_What you need to do_
Leave the pictures out. Return all other data exactly.

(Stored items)
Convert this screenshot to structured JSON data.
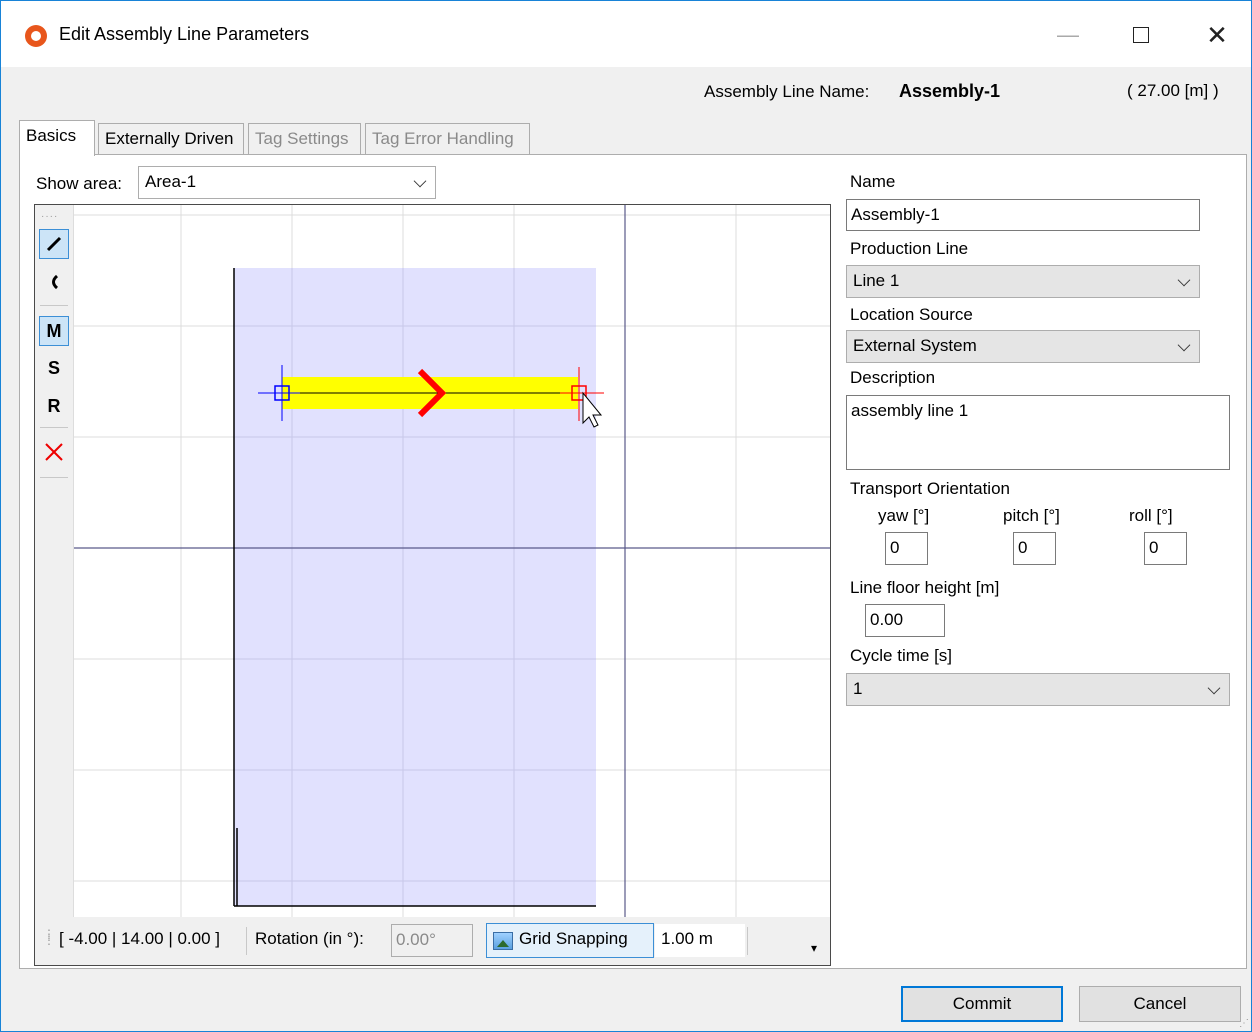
{
  "window": {
    "title": "Edit Assembly Line Parameters",
    "icon": "app-lifebuoy-icon",
    "controls": [
      "minimize-icon",
      "maximize-icon",
      "close-icon"
    ]
  },
  "header": {
    "name_label": "Assembly Line Name:",
    "name_value": "Assembly-1",
    "length": "( 27.00 [m] )"
  },
  "tabs": [
    {
      "label": "Basics",
      "state": "active"
    },
    {
      "label": "Externally Driven",
      "state": "enabled"
    },
    {
      "label": "Tag Settings",
      "state": "disabled"
    },
    {
      "label": "Tag Error Handling",
      "state": "disabled"
    }
  ],
  "show_area": {
    "label": "Show area:",
    "value": "Area-1"
  },
  "tools": {
    "grip": "····",
    "line_tool": "line-tool-icon",
    "arc_tool": "arc-tool-icon",
    "m": "M",
    "s": "S",
    "r": "R",
    "delete_tool": "delete-x-icon"
  },
  "canvas": {
    "area_fill": "#e1e1fe",
    "line_color": "#ffff00",
    "arrow_color": "#ff0000",
    "start_marker_color": "#0000ff",
    "end_marker_color": "#ff0000"
  },
  "statusbar": {
    "coords": "[ -4.00 | 14.00 | 0.00 ]",
    "rotation_label": "Rotation (in °):",
    "rotation_value": "0.00°",
    "grid_snapping": "Grid Snapping",
    "grid_value": "1.00 m"
  },
  "form": {
    "name_label": "Name",
    "name_value": "Assembly-1",
    "production_line_label": "Production Line",
    "production_line_value": "Line 1",
    "location_source_label": "Location Source",
    "location_source_value": "External System",
    "description_label": "Description",
    "description_value": "assembly line 1",
    "orientation_label": "Transport Orientation",
    "yaw_label": "yaw [°]",
    "yaw_value": "0",
    "pitch_label": "pitch [°]",
    "pitch_value": "0",
    "roll_label": "roll [°]",
    "roll_value": "0",
    "floor_height_label": "Line floor height [m]",
    "floor_height_value": "0.00",
    "cycle_time_label": "Cycle time [s]",
    "cycle_time_value": "1"
  },
  "buttons": {
    "commit": "Commit",
    "cancel": "Cancel"
  }
}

_Answer to this exercise_
Convert this screenshot to structured JSON data.
{
  "window": {
    "title": "Edit Assembly Line Parameters",
    "icon": "app-lifebuoy-icon",
    "controls": [
      "minimize-icon",
      "maximize-icon",
      "close-icon"
    ]
  },
  "header": {
    "name_label": "Assembly Line Name:",
    "name_value": "Assembly-1",
    "length": "( 27.00 [m] )"
  },
  "tabs": [
    {
      "label": "Basics",
      "state": "active"
    },
    {
      "label": "Externally Driven",
      "state": "enabled"
    },
    {
      "label": "Tag Settings",
      "state": "disabled"
    },
    {
      "label": "Tag Error Handling",
      "state": "disabled"
    }
  ],
  "show_area": {
    "label": "Show area:",
    "value": "Area-1"
  },
  "tools": {
    "grip": "····",
    "line_tool": "line-tool-icon",
    "arc_tool": "arc-tool-icon",
    "m": "M",
    "s": "S",
    "r": "R",
    "delete_tool": "delete-x-icon"
  },
  "canvas": {
    "area_fill": "#e1e1fe",
    "line_color": "#ffff00",
    "arrow_color": "#ff0000",
    "start_marker_color": "#0000ff",
    "end_marker_color": "#ff0000"
  },
  "statusbar": {
    "coords": "[ -4.00 | 14.00 | 0.00 ]",
    "rotation_label": "Rotation (in °):",
    "rotation_value": "0.00°",
    "grid_snapping": "Grid Snapping",
    "grid_value": "1.00 m"
  },
  "form": {
    "name_label": "Name",
    "name_value": "Assembly-1",
    "production_line_label": "Production Line",
    "production_line_value": "Line 1",
    "location_source_label": "Location Source",
    "location_source_value": "External System",
    "description_label": "Description",
    "description_value": "assembly line 1",
    "orientation_label": "Transport Orientation",
    "yaw_label": "yaw [°]",
    "yaw_value": "0",
    "pitch_label": "pitch [°]",
    "pitch_value": "0",
    "roll_label": "roll [°]",
    "roll_value": "0",
    "floor_height_label": "Line floor height [m]",
    "floor_height_value": "0.00",
    "cycle_time_label": "Cycle time [s]",
    "cycle_time_value": "1"
  },
  "buttons": {
    "commit": "Commit",
    "cancel": "Cancel"
  }
}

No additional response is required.